>> Begin DATA ENTRIES

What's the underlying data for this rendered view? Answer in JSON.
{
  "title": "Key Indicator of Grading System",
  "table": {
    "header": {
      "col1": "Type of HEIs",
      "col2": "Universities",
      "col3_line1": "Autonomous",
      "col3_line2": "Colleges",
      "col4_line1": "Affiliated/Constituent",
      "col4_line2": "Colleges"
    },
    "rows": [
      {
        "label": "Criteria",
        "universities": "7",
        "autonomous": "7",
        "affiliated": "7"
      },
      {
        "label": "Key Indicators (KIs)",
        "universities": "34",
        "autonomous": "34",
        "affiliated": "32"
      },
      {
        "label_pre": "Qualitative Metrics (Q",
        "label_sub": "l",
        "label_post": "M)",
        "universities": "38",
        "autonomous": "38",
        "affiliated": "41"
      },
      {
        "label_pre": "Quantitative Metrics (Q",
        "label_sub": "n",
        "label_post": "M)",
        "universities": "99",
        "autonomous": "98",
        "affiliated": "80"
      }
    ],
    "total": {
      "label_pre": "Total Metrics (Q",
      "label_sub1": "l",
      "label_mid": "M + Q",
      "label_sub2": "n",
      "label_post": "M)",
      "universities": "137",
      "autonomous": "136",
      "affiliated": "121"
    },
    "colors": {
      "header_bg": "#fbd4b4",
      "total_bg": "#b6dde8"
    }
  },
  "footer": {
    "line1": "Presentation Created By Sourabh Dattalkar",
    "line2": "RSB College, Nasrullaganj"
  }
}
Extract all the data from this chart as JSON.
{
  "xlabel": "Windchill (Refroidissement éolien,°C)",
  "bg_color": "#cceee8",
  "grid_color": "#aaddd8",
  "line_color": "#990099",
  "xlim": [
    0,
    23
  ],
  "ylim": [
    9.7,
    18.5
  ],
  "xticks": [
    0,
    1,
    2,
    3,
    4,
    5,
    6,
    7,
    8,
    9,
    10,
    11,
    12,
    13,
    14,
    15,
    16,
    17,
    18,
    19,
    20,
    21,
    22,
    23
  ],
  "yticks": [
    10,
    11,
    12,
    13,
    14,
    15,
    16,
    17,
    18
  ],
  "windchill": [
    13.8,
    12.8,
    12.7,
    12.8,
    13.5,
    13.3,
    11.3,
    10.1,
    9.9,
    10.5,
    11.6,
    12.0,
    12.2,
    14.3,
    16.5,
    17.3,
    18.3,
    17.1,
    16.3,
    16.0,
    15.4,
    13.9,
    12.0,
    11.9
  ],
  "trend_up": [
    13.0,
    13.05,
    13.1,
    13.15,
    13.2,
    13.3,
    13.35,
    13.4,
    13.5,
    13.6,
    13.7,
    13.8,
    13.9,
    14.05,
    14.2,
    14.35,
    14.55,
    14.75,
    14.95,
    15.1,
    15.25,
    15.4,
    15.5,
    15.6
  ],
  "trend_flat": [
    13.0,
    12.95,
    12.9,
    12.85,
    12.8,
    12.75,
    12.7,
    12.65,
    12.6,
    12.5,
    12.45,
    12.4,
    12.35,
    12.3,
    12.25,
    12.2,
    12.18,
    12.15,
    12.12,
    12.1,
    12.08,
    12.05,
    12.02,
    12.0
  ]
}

>> End DATA ENTRIES

**TASK DETAILS**
From the line with "Extract all the data from this chart as JSON." to the last line of the material, give every line again exactly, and only those lines.

**EXERCISE SOLUTION**
Extract all the data from this chart as JSON.
{
  "xlabel": "Windchill (Refroidissement éolien,°C)",
  "bg_color": "#cceee8",
  "grid_color": "#aaddd8",
  "line_color": "#990099",
  "xlim": [
    0,
    23
  ],
  "ylim": [
    9.7,
    18.5
  ],
  "xticks": [
    0,
    1,
    2,
    3,
    4,
    5,
    6,
    7,
    8,
    9,
    10,
    11,
    12,
    13,
    14,
    15,
    16,
    17,
    18,
    19,
    20,
    21,
    22,
    23
  ],
  "yticks": [
    10,
    11,
    12,
    13,
    14,
    15,
    16,
    17,
    18
  ],
  "windchill": [
    13.8,
    12.8,
    12.7,
    12.8,
    13.5,
    13.3,
    11.3,
    10.1,
    9.9,
    10.5,
    11.6,
    12.0,
    12.2,
    14.3,
    16.5,
    17.3,
    18.3,
    17.1,
    16.3,
    16.0,
    15.4,
    13.9,
    12.0,
    11.9
  ],
  "trend_up": [
    13.0,
    13.05,
    13.1,
    13.15,
    13.2,
    13.3,
    13.35,
    13.4,
    13.5,
    13.6,
    13.7,
    13.8,
    13.9,
    14.05,
    14.2,
    14.35,
    14.55,
    14.75,
    14.95,
    15.1,
    15.25,
    15.4,
    15.5,
    15.6
  ],
  "trend_flat": [
    13.0,
    12.95,
    12.9,
    12.85,
    12.8,
    12.75,
    12.7,
    12.65,
    12.6,
    12.5,
    12.45,
    12.4,
    12.35,
    12.3,
    12.25,
    12.2,
    12.18,
    12.15,
    12.12,
    12.1,
    12.08,
    12.05,
    12.02,
    12.0
  ]
}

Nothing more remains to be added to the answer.